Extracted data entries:
— Begin —

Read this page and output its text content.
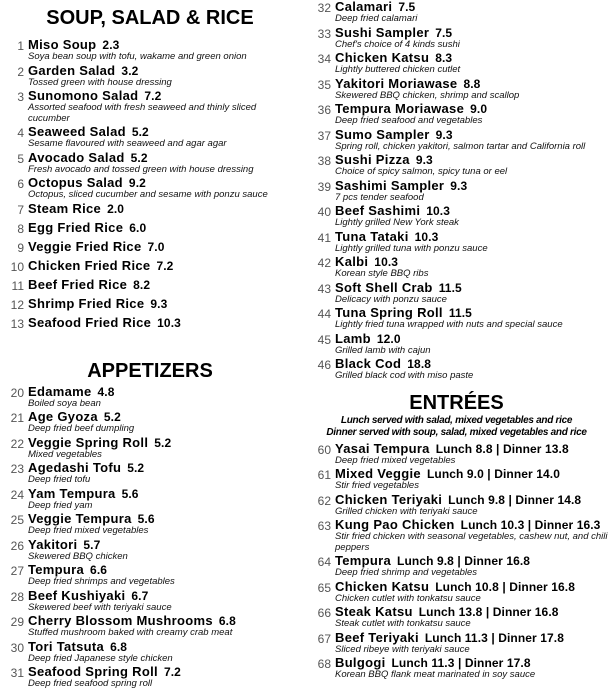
SOUP, SALAD & RICE
1 Miso Soup 2.3
Soya bean soup with tofu, wakame and green onion
2 Garden Salad 3.2
Tossed green with house dressing
3 Sunomono Salad 7.2
Assorted seafood with fresh seaweed and thinly sliced cucumber
4 Seaweed Salad 5.2
Sesame flavoured with seaweed and agar agar
5 Avocado Salad 5.2
Fresh avocado and tossed green with house dressing
6 Octopus Salad 9.2
Octopus, sliced cucumber and sesame with ponzu sauce
7 Steam Rice 2.0
8 Egg Fried Rice 6.0
9 Veggie Fried Rice 7.0
10 Chicken Fried Rice 7.2
11 Beef Fried Rice 8.2
12 Shrimp Fried Rice 9.3
13 Seafood Fried Rice 10.3
APPETIZERS
20 Edamame 4.8
Boiled soya bean
21 Age Gyoza 5.2
Deep fried beef dumpling
22 Veggie Spring Roll 5.2
Mixed vegetables
23 Agedashi Tofu 5.2
Deep fried tofu
24 Yam Tempura 5.6
Deep fried yam
25 Veggie Tempura 5.6
Deep fried mixed vegetables
26 Yakitori 5.7
Skewered BBQ chicken
27 Tempura 6.6
Deep fried shrimps and vegetables
28 Beef Kushiyaki 6.7
Skewered beef with teriyaki sauce
29 Cherry Blossom Mushrooms 6.8
Stuffed mushroom baked with creamy crab meat
30 Tori Tatsuta 6.8
Deep fried Japanese style chicken
31 Seafood Spring Roll 7.2
Deep fried seafood spring roll
32 Calamari 7.5
Deep fried calamari
33 Sushi Sampler 7.5
Chef's choice of 4 kinds sushi
34 Chicken Katsu 8.3
Lightly buttered chicken cutlet
35 Yakitori Moriawase 8.8
Skewered BBQ chicken, shrimp and scallop
36 Tempura Moriawase 9.0
Deep fried seafood and vegetables
37 Sumo Sampler 9.3
Spring roll, chicken yakitori, salmon tartar and California roll
38 Sushi Pizza 9.3
Choice of spicy salmon, spicy tuna or eel
39 Sashimi Sampler 9.3
7 pcs tender seafood
40 Beef Sashimi 10.3
Lightly grilled New York steak
41 Tuna Tataki 10.3
Lightly grilled tuna with ponzu sauce
42 Kalbi 10.3
Korean style BBQ ribs
43 Soft Shell Crab 11.5
Delicacy with ponzu sauce
44 Tuna Spring Roll 11.5
Lightly fried tuna wrapped with nuts and special sauce
45 Lamb 12.0
Grilled lamb with cajun
46 Black Cod 18.8
Grilled black cod with miso paste
ENTRÉES
Lunch served with salad, mixed vegetables and rice
Dinner served with soup, salad, mixed vegetables and rice
60 Yasai Tempura Lunch 8.8 | Dinner 13.8
Deep fried mixed vegetables
61 Mixed Veggie Lunch 9.0 | Dinner 14.0
Stir fried vegetables
62 Chicken Teriyaki Lunch 9.8 | Dinner 14.8
Grilled chicken with teriyaki sauce
63 Kung Pao Chicken Lunch 10.3 | Dinner 16.3
Stir fried chicken with seasonal vegetables, cashew nut, and chili peppers
64 Tempura Lunch 9.8 | Dinner 16.8
Deep fried shrimp and vegetables
65 Chicken Katsu Lunch 10.8 | Dinner 16.8
Chicken cutlet with tonkatsu sauce
66 Steak Katsu Lunch 13.8 | Dinner 16.8
Steak cutlet with tonkatsu sauce
67 Beef Teriyaki Lunch 11.3 | Dinner 17.8
Sliced ribeye with teriyaki sauce
68 Bulgogi Lunch 11.3 | Dinner 17.8
Korean BBQ flank meat marinated in soy sauce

— End —

### Task statement
Write the records above out again exactly, with no pictures in your copy.

### Exercise solution
Read this page and output its text content.
SOUP, SALAD & RICE
1 Miso Soup 2.3
Soya bean soup with tofu, wakame and green onion
2 Garden Salad 3.2
Tossed green with house dressing
3 Sunomono Salad 7.2
Assorted seafood with fresh seaweed and thinly sliced cucumber
4 Seaweed Salad 5.2
Sesame flavoured with seaweed and agar agar
5 Avocado Salad 5.2
Fresh avocado and tossed green with house dressing
6 Octopus Salad 9.2
Octopus, sliced cucumber and sesame with ponzu sauce
7 Steam Rice 2.0
8 Egg Fried Rice 6.0
9 Veggie Fried Rice 7.0
10 Chicken Fried Rice 7.2
11 Beef Fried Rice 8.2
12 Shrimp Fried Rice 9.3
13 Seafood Fried Rice 10.3
APPETIZERS
20 Edamame 4.8
Boiled soya bean
21 Age Gyoza 5.2
Deep fried beef dumpling
22 Veggie Spring Roll 5.2
Mixed vegetables
23 Agedashi Tofu 5.2
Deep fried tofu
24 Yam Tempura 5.6
Deep fried yam
25 Veggie Tempura 5.6
Deep fried mixed vegetables
26 Yakitori 5.7
Skewered BBQ chicken
27 Tempura 6.6
Deep fried shrimps and vegetables
28 Beef Kushiyaki 6.7
Skewered beef with teriyaki sauce
29 Cherry Blossom Mushrooms 6.8
Stuffed mushroom baked with creamy crab meat
30 Tori Tatsuta 6.8
Deep fried Japanese style chicken
31 Seafood Spring Roll 7.2
Deep fried seafood spring roll
32 Calamari 7.5
Deep fried calamari
33 Sushi Sampler 7.5
Chef's choice of 4 kinds sushi
34 Chicken Katsu 8.3
Lightly buttered chicken cutlet
35 Yakitori Moriawase 8.8
Skewered BBQ chicken, shrimp and scallop
36 Tempura Moriawase 9.0
Deep fried seafood and vegetables
37 Sumo Sampler 9.3
Spring roll, chicken yakitori, salmon tartar and California roll
38 Sushi Pizza 9.3
Choice of spicy salmon, spicy tuna or eel
39 Sashimi Sampler 9.3
7 pcs tender seafood
40 Beef Sashimi 10.3
Lightly grilled New York steak
41 Tuna Tataki 10.3
Lightly grilled tuna with ponzu sauce
42 Kalbi 10.3
Korean style BBQ ribs
43 Soft Shell Crab 11.5
Delicacy with ponzu sauce
44 Tuna Spring Roll 11.5
Lightly fried tuna wrapped with nuts and special sauce
45 Lamb 12.0
Grilled lamb with cajun
46 Black Cod 18.8
Grilled black cod with miso paste
ENTRÉES
Lunch served with salad, mixed vegetables and rice
Dinner served with soup, salad, mixed vegetables and rice
60 Yasai Tempura Lunch 8.8 | Dinner 13.8
Deep fried mixed vegetables
61 Mixed Veggie Lunch 9.0 | Dinner 14.0
Stir fried vegetables
62 Chicken Teriyaki Lunch 9.8 | Dinner 14.8
Grilled chicken with teriyaki sauce
63 Kung Pao Chicken Lunch 10.3 | Dinner 16.3
Stir fried chicken with seasonal vegetables, cashew nut, and chili peppers
64 Tempura Lunch 9.8 | Dinner 16.8
Deep fried shrimp and vegetables
65 Chicken Katsu Lunch 10.8 | Dinner 16.8
Chicken cutlet with tonkatsu sauce
66 Steak Katsu Lunch 13.8 | Dinner 16.8
Steak cutlet with tonkatsu sauce
67 Beef Teriyaki Lunch 11.3 | Dinner 17.8
Sliced ribeye with teriyaki sauce
68 Bulgogi Lunch 11.3 | Dinner 17.8
Korean BBQ flank meat marinated in soy sauce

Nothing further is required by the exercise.